--- Raw data ---
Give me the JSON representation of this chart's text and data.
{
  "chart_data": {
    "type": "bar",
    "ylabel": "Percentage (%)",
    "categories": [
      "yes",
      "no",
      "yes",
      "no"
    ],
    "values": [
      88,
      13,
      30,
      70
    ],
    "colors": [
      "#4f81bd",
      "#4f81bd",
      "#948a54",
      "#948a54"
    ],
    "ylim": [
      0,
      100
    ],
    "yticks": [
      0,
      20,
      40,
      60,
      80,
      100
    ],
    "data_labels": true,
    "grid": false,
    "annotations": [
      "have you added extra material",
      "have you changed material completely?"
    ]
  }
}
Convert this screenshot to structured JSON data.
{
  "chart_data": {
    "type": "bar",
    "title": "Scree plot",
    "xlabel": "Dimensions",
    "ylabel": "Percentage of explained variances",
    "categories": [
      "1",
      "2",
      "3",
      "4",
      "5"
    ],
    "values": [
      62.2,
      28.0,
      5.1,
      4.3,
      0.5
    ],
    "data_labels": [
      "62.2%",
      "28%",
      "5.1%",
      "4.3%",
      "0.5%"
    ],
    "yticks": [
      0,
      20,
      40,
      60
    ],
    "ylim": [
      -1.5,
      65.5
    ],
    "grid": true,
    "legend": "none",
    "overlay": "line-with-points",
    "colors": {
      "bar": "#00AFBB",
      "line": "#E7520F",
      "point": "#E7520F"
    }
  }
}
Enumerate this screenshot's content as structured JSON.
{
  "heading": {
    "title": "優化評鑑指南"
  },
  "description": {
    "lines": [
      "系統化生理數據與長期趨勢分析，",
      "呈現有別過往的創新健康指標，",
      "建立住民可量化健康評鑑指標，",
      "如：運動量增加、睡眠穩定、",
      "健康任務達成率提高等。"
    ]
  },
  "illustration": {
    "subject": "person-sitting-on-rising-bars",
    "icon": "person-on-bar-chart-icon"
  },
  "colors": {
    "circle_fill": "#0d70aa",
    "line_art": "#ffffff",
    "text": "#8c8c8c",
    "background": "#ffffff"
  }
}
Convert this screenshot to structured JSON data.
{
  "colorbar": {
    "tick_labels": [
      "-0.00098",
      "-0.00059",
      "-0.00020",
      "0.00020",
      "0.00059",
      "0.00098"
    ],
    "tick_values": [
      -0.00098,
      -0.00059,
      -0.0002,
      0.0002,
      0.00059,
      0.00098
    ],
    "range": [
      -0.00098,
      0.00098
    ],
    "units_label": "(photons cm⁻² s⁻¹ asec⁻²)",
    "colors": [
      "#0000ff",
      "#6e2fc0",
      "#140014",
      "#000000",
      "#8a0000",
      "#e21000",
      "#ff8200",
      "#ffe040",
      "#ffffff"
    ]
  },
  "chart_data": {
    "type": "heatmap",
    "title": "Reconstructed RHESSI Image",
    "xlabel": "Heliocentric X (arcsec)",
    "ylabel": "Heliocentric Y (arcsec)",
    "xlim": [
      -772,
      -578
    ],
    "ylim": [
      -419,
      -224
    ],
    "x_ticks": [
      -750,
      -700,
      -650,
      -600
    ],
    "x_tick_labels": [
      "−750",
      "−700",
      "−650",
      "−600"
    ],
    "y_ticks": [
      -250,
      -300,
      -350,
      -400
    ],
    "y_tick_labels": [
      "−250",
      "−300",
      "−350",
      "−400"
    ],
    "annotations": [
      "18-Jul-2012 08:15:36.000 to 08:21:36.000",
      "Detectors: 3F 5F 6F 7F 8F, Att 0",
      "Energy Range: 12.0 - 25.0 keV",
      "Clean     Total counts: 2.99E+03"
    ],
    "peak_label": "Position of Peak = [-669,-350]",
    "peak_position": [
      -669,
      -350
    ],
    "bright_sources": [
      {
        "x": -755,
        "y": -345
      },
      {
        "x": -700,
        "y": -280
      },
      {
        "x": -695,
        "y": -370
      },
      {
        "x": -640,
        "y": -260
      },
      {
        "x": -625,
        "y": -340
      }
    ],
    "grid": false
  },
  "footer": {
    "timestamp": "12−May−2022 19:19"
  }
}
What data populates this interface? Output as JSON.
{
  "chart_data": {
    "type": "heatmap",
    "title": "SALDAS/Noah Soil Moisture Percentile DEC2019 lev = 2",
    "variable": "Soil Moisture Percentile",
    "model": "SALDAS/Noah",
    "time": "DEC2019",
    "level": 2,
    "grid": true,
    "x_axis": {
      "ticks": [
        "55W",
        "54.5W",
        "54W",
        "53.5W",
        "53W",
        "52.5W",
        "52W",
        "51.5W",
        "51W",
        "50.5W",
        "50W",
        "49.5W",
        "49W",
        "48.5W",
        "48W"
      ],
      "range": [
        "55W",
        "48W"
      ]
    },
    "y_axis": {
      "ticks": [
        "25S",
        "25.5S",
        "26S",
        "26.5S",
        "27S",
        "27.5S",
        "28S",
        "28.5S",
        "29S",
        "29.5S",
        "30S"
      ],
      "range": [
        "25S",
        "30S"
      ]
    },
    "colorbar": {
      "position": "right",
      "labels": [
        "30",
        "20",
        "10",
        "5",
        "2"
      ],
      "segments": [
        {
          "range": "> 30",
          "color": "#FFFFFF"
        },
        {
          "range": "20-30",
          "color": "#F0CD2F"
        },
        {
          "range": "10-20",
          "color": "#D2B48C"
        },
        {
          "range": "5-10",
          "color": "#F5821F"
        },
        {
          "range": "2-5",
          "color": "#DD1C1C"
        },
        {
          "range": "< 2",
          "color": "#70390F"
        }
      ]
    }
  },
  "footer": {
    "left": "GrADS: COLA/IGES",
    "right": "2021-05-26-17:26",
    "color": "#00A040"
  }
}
---
● **Task prompt**
Repeat the listing in full, keeping every line exactly as it is.

● **Solution to the problem**
Give me the JSON representation of this chart's text and data.
{
  "chart_data": {
    "type": "bar",
    "ylabel": "Percentage (%)",
    "categories": [
      "yes",
      "no",
      "yes",
      "no"
    ],
    "values": [
      88,
      13,
      30,
      70
    ],
    "colors": [
      "#4f81bd",
      "#4f81bd",
      "#948a54",
      "#948a54"
    ],
    "ylim": [
      0,
      100
    ],
    "yticks": [
      0,
      20,
      40,
      60,
      80,
      100
    ],
    "data_labels": true,
    "grid": false,
    "annotations": [
      "have you added extra material",
      "have you changed material completely?"
    ]
  }
}
Convert this screenshot to structured JSON data.
{
  "chart_data": {
    "type": "bar",
    "title": "Scree plot",
    "xlabel": "Dimensions",
    "ylabel": "Percentage of explained variances",
    "categories": [
      "1",
      "2",
      "3",
      "4",
      "5"
    ],
    "values": [
      62.2,
      28.0,
      5.1,
      4.3,
      0.5
    ],
    "data_labels": [
      "62.2%",
      "28%",
      "5.1%",
      "4.3%",
      "0.5%"
    ],
    "yticks": [
      0,
      20,
      40,
      60
    ],
    "ylim": [
      -1.5,
      65.5
    ],
    "grid": true,
    "legend": "none",
    "overlay": "line-with-points",
    "colors": {
      "bar": "#00AFBB",
      "line": "#E7520F",
      "point": "#E7520F"
    }
  }
}
Enumerate this screenshot's content as structured JSON.
{
  "heading": {
    "title": "優化評鑑指南"
  },
  "description": {
    "lines": [
      "系統化生理數據與長期趨勢分析，",
      "呈現有別過往的創新健康指標，",
      "建立住民可量化健康評鑑指標，",
      "如：運動量增加、睡眠穩定、",
      "健康任務達成率提高等。"
    ]
  },
  "illustration": {
    "subject": "person-sitting-on-rising-bars",
    "icon": "person-on-bar-chart-icon"
  },
  "colors": {
    "circle_fill": "#0d70aa",
    "line_art": "#ffffff",
    "text": "#8c8c8c",
    "background": "#ffffff"
  }
}
Convert this screenshot to structured JSON data.
{
  "colorbar": {
    "tick_labels": [
      "-0.00098",
      "-0.00059",
      "-0.00020",
      "0.00020",
      "0.00059",
      "0.00098"
    ],
    "tick_values": [
      -0.00098,
      -0.00059,
      -0.0002,
      0.0002,
      0.00059,
      0.00098
    ],
    "range": [
      -0.00098,
      0.00098
    ],
    "units_label": "(photons cm⁻² s⁻¹ asec⁻²)",
    "colors": [
      "#0000ff",
      "#6e2fc0",
      "#140014",
      "#000000",
      "#8a0000",
      "#e21000",
      "#ff8200",
      "#ffe040",
      "#ffffff"
    ]
  },
  "chart_data": {
    "type": "heatmap",
    "title": "Reconstructed RHESSI Image",
    "xlabel": "Heliocentric X (arcsec)",
    "ylabel": "Heliocentric Y (arcsec)",
    "xlim": [
      -772,
      -578
    ],
    "ylim": [
      -419,
      -224
    ],
    "x_ticks": [
      -750,
      -700,
      -650,
      -600
    ],
    "x_tick_labels": [
      "−750",
      "−700",
      "−650",
      "−600"
    ],
    "y_ticks": [
      -250,
      -300,
      -350,
      -400
    ],
    "y_tick_labels": [
      "−250",
      "−300",
      "−350",
      "−400"
    ],
    "annotations": [
      "18-Jul-2012 08:15:36.000 to 08:21:36.000",
      "Detectors: 3F 5F 6F 7F 8F, Att 0",
      "Energy Range: 12.0 - 25.0 keV",
      "Clean     Total counts: 2.99E+03"
    ],
    "peak_label": "Position of Peak = [-669,-350]",
    "peak_position": [
      -669,
      -350
    ],
    "bright_sources": [
      {
        "x": -755,
        "y": -345
      },
      {
        "x": -700,
        "y": -280
      },
      {
        "x": -695,
        "y": -370
      },
      {
        "x": -640,
        "y": -260
      },
      {
        "x": -625,
        "y": -340
      }
    ],
    "grid": false
  },
  "footer": {
    "timestamp": "12−May−2022 19:19"
  }
}
What data populates this interface? Output as JSON.
{
  "chart_data": {
    "type": "heatmap",
    "title": "SALDAS/Noah Soil Moisture Percentile DEC2019 lev = 2",
    "variable": "Soil Moisture Percentile",
    "model": "SALDAS/Noah",
    "time": "DEC2019",
    "level": 2,
    "grid": true,
    "x_axis": {
      "ticks": [
        "55W",
        "54.5W",
        "54W",
        "53.5W",
        "53W",
        "52.5W",
        "52W",
        "51.5W",
        "51W",
        "50.5W",
        "50W",
        "49.5W",
        "49W",
        "48.5W",
        "48W"
      ],
      "range": [
        "55W",
        "48W"
      ]
    },
    "y_axis": {
      "ticks": [
        "25S",
        "25.5S",
        "26S",
        "26.5S",
        "27S",
        "27.5S",
        "28S",
        "28.5S",
        "29S",
        "29.5S",
        "30S"
      ],
      "range": [
        "25S",
        "30S"
      ]
    },
    "colorbar": {
      "position": "right",
      "labels": [
        "30",
        "20",
        "10",
        "5",
        "2"
      ],
      "segments": [
        {
          "range": "> 30",
          "color": "#FFFFFF"
        },
        {
          "range": "20-30",
          "color": "#F0CD2F"
        },
        {
          "range": "10-20",
          "color": "#D2B48C"
        },
        {
          "range": "5-10",
          "color": "#F5821F"
        },
        {
          "range": "2-5",
          "color": "#DD1C1C"
        },
        {
          "range": "< 2",
          "color": "#70390F"
        }
      ]
    }
  },
  "footer": {
    "left": "GrADS: COLA/IGES",
    "right": "2021-05-26-17:26",
    "color": "#00A040"
  }
}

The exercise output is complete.